WHAT TO WORK ON: Select the lines below containing the word "xlabel".

Records about charts and figures:
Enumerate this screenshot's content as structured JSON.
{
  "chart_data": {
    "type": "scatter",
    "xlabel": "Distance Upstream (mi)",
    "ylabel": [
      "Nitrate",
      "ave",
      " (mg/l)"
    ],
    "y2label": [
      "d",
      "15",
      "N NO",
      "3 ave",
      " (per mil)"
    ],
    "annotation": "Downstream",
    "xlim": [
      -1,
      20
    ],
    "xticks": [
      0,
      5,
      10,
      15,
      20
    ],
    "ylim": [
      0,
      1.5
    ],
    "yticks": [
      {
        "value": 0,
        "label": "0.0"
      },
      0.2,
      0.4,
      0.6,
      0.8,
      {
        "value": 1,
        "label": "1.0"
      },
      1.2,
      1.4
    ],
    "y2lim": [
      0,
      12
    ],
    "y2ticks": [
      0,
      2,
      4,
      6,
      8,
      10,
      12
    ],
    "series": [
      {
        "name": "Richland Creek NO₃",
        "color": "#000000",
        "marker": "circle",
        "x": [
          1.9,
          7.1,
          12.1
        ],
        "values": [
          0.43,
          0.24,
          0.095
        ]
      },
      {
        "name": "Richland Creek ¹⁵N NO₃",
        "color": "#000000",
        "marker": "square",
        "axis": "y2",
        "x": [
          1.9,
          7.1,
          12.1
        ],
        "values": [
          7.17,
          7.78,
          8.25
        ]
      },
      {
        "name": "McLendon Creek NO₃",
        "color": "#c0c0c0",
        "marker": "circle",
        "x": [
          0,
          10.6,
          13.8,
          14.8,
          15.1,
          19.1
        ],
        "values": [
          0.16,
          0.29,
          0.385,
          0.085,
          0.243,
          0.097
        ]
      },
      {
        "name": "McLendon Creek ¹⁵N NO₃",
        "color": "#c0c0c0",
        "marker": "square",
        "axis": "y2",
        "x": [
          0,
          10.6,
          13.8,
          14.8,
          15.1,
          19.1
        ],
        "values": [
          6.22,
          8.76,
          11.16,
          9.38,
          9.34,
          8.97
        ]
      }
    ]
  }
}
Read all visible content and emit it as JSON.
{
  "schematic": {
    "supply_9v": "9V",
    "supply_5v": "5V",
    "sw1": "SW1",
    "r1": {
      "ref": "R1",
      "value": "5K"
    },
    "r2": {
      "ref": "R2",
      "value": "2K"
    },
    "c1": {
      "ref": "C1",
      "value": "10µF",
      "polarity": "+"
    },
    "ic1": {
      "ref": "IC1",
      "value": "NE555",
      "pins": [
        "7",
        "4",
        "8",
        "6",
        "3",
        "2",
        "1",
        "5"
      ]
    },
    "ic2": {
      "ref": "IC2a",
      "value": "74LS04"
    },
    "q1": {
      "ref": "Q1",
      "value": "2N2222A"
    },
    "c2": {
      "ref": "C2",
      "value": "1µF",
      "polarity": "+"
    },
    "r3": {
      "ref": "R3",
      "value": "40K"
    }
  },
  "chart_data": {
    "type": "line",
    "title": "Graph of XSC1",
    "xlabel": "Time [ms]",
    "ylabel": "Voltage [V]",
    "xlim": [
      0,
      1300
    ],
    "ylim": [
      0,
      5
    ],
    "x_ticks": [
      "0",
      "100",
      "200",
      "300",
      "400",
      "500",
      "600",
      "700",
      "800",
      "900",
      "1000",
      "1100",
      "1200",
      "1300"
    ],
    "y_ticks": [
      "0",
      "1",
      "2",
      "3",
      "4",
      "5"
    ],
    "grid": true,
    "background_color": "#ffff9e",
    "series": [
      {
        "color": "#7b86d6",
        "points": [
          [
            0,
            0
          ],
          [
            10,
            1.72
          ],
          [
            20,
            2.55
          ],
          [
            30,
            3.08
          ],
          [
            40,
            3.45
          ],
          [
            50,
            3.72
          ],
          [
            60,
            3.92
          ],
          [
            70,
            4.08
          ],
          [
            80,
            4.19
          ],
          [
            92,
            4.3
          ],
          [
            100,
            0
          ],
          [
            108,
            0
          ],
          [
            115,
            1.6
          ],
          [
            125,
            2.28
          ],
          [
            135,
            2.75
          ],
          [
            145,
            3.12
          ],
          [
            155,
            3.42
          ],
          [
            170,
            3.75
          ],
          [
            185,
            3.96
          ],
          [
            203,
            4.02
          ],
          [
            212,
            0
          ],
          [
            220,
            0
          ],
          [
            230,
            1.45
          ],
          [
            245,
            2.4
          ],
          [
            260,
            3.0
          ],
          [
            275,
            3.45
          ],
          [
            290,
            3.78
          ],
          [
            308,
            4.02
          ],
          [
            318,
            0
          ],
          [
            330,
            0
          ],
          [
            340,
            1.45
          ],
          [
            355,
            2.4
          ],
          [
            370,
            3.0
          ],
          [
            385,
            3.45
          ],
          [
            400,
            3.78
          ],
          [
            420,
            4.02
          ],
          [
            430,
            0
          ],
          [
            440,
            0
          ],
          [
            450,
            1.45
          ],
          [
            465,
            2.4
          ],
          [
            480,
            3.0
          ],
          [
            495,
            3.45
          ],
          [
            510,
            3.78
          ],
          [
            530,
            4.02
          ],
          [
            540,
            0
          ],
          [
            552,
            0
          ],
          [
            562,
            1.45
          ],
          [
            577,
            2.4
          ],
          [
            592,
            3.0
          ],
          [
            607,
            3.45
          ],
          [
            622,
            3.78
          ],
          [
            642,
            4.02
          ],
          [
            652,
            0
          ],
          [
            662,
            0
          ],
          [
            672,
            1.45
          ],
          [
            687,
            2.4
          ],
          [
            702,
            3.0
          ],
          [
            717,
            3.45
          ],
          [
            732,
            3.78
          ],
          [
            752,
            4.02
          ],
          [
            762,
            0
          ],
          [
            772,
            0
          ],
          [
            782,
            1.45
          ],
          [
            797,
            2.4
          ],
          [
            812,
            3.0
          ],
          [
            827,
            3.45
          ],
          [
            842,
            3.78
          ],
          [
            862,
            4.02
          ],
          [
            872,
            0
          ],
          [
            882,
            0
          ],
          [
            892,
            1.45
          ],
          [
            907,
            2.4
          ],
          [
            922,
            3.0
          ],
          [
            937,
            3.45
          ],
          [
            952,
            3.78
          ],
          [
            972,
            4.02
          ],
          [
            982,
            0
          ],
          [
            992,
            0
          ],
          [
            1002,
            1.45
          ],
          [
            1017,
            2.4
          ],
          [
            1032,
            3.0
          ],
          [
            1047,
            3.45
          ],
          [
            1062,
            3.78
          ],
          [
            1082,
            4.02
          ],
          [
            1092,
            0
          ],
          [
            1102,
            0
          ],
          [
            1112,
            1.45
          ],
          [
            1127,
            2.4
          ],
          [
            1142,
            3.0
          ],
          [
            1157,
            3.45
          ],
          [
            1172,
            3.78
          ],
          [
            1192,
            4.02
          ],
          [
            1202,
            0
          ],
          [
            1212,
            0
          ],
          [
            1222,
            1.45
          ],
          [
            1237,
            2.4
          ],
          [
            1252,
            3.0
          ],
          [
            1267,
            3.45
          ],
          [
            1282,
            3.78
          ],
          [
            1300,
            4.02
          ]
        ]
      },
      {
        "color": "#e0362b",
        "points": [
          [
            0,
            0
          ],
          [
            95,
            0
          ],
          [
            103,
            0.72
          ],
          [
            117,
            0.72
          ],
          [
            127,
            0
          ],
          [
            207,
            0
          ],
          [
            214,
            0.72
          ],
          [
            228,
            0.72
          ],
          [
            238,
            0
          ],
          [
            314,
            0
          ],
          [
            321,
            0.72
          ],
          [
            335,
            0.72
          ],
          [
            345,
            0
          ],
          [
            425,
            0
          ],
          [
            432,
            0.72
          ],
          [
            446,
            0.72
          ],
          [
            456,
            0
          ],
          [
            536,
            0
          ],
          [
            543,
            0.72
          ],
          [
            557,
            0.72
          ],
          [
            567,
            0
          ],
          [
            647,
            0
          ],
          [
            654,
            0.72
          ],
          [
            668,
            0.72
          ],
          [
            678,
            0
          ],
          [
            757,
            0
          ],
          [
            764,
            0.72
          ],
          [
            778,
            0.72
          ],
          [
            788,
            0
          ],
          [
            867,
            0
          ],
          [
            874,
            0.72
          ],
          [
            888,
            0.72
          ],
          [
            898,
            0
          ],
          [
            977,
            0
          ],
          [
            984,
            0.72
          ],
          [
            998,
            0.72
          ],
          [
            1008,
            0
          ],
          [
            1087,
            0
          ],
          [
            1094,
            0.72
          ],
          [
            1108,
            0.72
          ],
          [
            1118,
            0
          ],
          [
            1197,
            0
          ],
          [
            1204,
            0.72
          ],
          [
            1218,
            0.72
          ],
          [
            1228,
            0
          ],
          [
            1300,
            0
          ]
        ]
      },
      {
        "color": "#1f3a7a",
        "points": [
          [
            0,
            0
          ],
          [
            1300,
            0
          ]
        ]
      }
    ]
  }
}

ANSWER TO THIS TASK:
    "xlabel": "Distance Upstream (mi)",
    "xlabel": "Time [ms]",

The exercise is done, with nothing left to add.